### WHAT TO DO
Reproduce the listing below exactly, minus its pictures.

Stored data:
------

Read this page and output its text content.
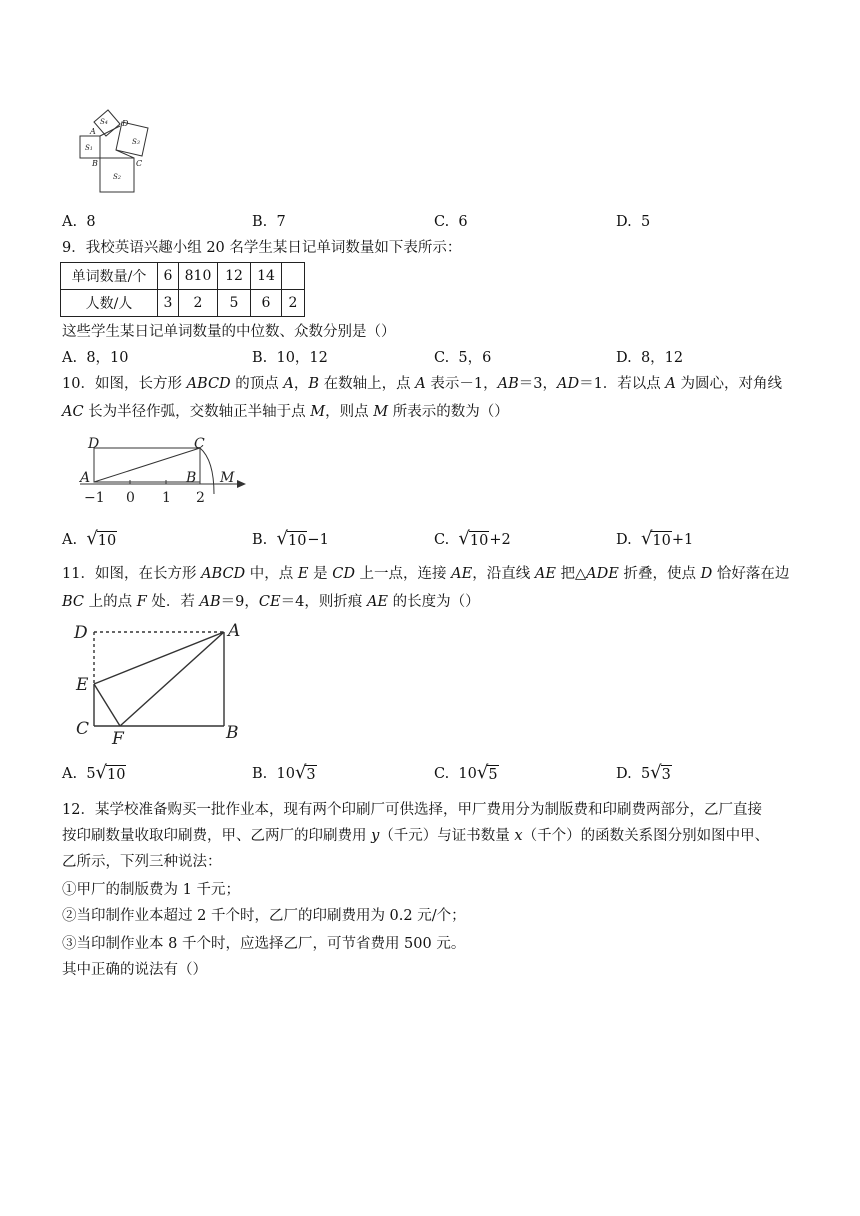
S4
S3
S1
S2
A
B	C
D
A. 8	B. 7	C. 6	D. 5
9．我校英语兴趣小组 20 名学生某日记单词数量如下表所示：
单词数量/个	6	810	12	14	
人数/人	3	2	5	6	2
这些学生某日记单词数量的中位数、众数分别是（）
A. 8，10	B. 10，12	C. 5，6	D. 8，12
10．如图，长方形 ABCD 的顶点 A，B 在数轴上，点 A 表示－1，AB＝3，AD＝1．若以点 A 为圆心，对角线
AC 长为半径作弧，交数轴正半轴于点 M，则点 M 所表示的数为（）
D	C
A	B M
−1 0 1 2
A. √ 10	B. √ 10 −1	C. √ 10 +2	D. √ 10 +1
11．如图，在长方形 ABCD 中，点 E 是 CD 上一点，连接 AE，沿直线 AE 把△ADE 折叠，使点 D 恰好落在边
BC 上的点 F 处．若 AB＝9，CE＝4，则折痕 AE 的长度为（）
D	A
E
C F	B
A. 5 √ 10	B. 10 √ 3	C. 10 √ 5	D. 5 √ 3
12．某学校准备购买一批作业本，现有两个印刷厂可供选择，甲厂费用分为制版费和印刷费两部分，乙厂直接
按印刷数量收取印刷费，甲、乙两厂的印刷费用 y（千元）与证书数量 x（千个）的函数关系图分别如图中甲、
乙所示，下列三种说法：
①甲厂的制版费为 1 千元；
②当印制作业本超过 2 千个时，乙厂的印刷费用为 0.2 元/个；
③当印制作业本 8 千个时，应选择乙厂，可节省费用 500 元。
其中正确的说法有（）
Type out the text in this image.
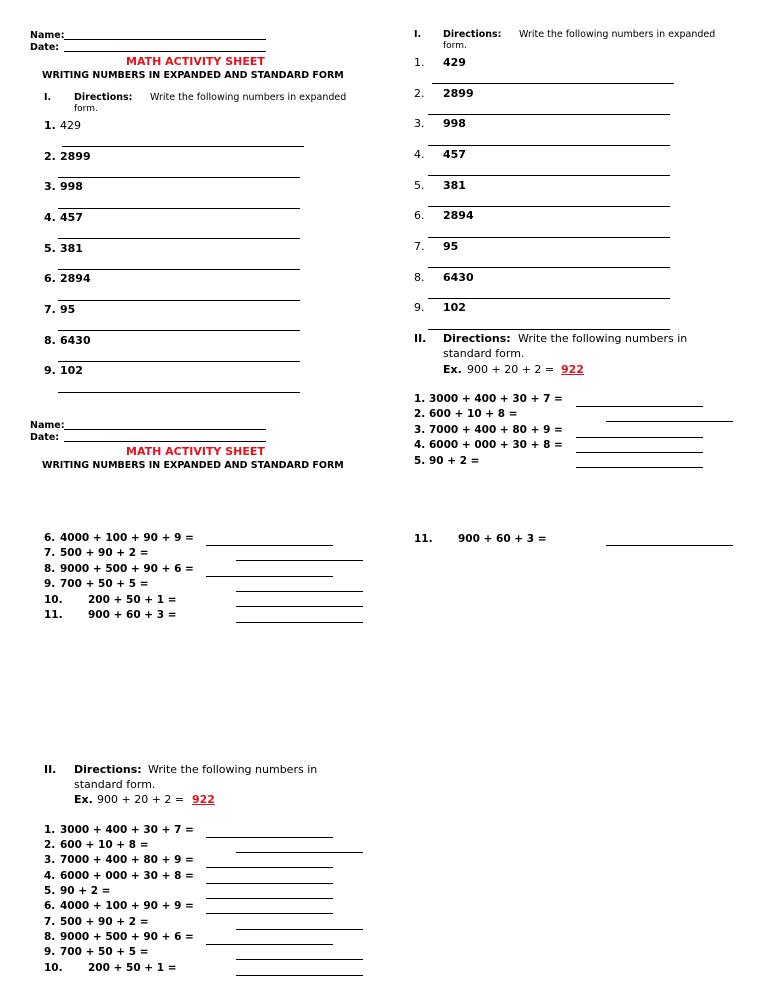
Name:
Date:
MATH ACTIVITY SHEET
WRITING NUMBERS IN EXPANDED AND STANDARD FORM
I. Directions: Write the following numbers in expanded
form.
1. 429
2. 2899
3. 998
4. 457
5. 381
6. 2894
7. 95
8. 6430
9. 102
Name:
Date:
MATH ACTIVITY SHEET
WRITING NUMBERS IN EXPANDED AND STANDARD FORM
6. 4000 + 100 + 90 + 9 =
7. 500 + 90 + 2 =
8. 9000 + 500 + 90 + 6 =
9. 700 + 50 + 5 =
10. 200 + 50 + 1 =
11. 900 + 60 + 3 =
II. Directions: Write the following numbers in
standard form.
Ex. 900 + 20 + 2 = 922
1. 3000 + 400 + 30 + 7 =
2. 600 + 10 + 8 =
3. 7000 + 400 + 80 + 9 =
4. 6000 + 000 + 30 + 8 =
5. 90 + 2 =
6. 4000 + 100 + 90 + 9 =
7. 500 + 90 + 2 =
8. 9000 + 500 + 90 + 6 =
9. 700 + 50 + 5 =
10. 200 + 50 + 1 =
I. Directions: Write the following numbers in expanded
form.
1. 429
2. 2899
3. 998
4. 457
5. 381
6. 2894
7. 95
8. 6430
9. 102
II. Directions: Write the following numbers in
standard form.
Ex. 900 + 20 + 2 = 922
1. 3000 + 400 + 30 + 7 =
2. 600 + 10 + 8 =
3. 7000 + 400 + 80 + 9 =
4. 6000 + 000 + 30 + 8 =
5. 90 + 2 =
11. 900 + 60 + 3 =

------

### TASK RESULT
Read this page and output its text content.
S4
S3
S1
S2
A
B	C
D
A. 8	B. 7	C. 6	D. 5
9．我校英语兴趣小组 20 名学生某日记单词数量如下表所示：
单词数量/个	6	810	12	14	
人数/人	3	2	5	6	2
这些学生某日记单词数量的中位数、众数分别是（）
A. 8，10	B. 10，12	C. 5，6	D. 8，12
10．如图，长方形 ABCD 的顶点 A，B 在数轴上，点 A 表示－1，AB＝3，AD＝1．若以点 A 为圆心，对角线
AC 长为半径作弧，交数轴正半轴于点 M，则点 M 所表示的数为（）
D	C
A	B M
−1 0 1 2
A. √ 10	B. √ 10 −1	C. √ 10 +2	D. √ 10 +1
11．如图，在长方形 ABCD 中，点 E 是 CD 上一点，连接 AE，沿直线 AE 把△ADE 折叠，使点 D 恰好落在边
BC 上的点 F 处．若 AB＝9，CE＝4，则折痕 AE 的长度为（）
D	A
E
C F	B
A. 5 √ 10	B. 10 √ 3	C. 10 √ 5	D. 5 √ 3
12．某学校准备购买一批作业本，现有两个印刷厂可供选择，甲厂费用分为制版费和印刷费两部分，乙厂直接
按印刷数量收取印刷费，甲、乙两厂的印刷费用 y（千元）与证书数量 x（千个）的函数关系图分别如图中甲、
乙所示，下列三种说法：
①甲厂的制版费为 1 千元；
②当印制作业本超过 2 千个时，乙厂的印刷费用为 0.2 元/个；
③当印制作业本 8 千个时，应选择乙厂，可节省费用 500 元。
其中正确的说法有（）
Type out the text in this image.
Name:
Date:
MATH ACTIVITY SHEET
WRITING NUMBERS IN EXPANDED AND STANDARD FORM
I. Directions: Write the following numbers in expanded
form.
1. 429
2. 2899
3. 998
4. 457
5. 381
6. 2894
7. 95
8. 6430
9. 102
Name:
Date:
MATH ACTIVITY SHEET
WRITING NUMBERS IN EXPANDED AND STANDARD FORM
6. 4000 + 100 + 90 + 9 =
7. 500 + 90 + 2 =
8. 9000 + 500 + 90 + 6 =
9. 700 + 50 + 5 =
10. 200 + 50 + 1 =
11. 900 + 60 + 3 =
II. Directions: Write the following numbers in
standard form.
Ex. 900 + 20 + 2 = 922
1. 3000 + 400 + 30 + 7 =
2. 600 + 10 + 8 =
3. 7000 + 400 + 80 + 9 =
4. 6000 + 000 + 30 + 8 =
5. 90 + 2 =
6. 4000 + 100 + 90 + 9 =
7. 500 + 90 + 2 =
8. 9000 + 500 + 90 + 6 =
9. 700 + 50 + 5 =
10. 200 + 50 + 1 =
I. Directions: Write the following numbers in expanded
form.
1. 429
2. 2899
3. 998
4. 457
5. 381
6. 2894
7. 95
8. 6430
9. 102
II. Directions: Write the following numbers in
standard form.
Ex. 900 + 20 + 2 = 922
1. 3000 + 400 + 30 + 7 =
2. 600 + 10 + 8 =
3. 7000 + 400 + 80 + 9 =
4. 6000 + 000 + 30 + 8 =
5. 90 + 2 =
11. 900 + 60 + 3 =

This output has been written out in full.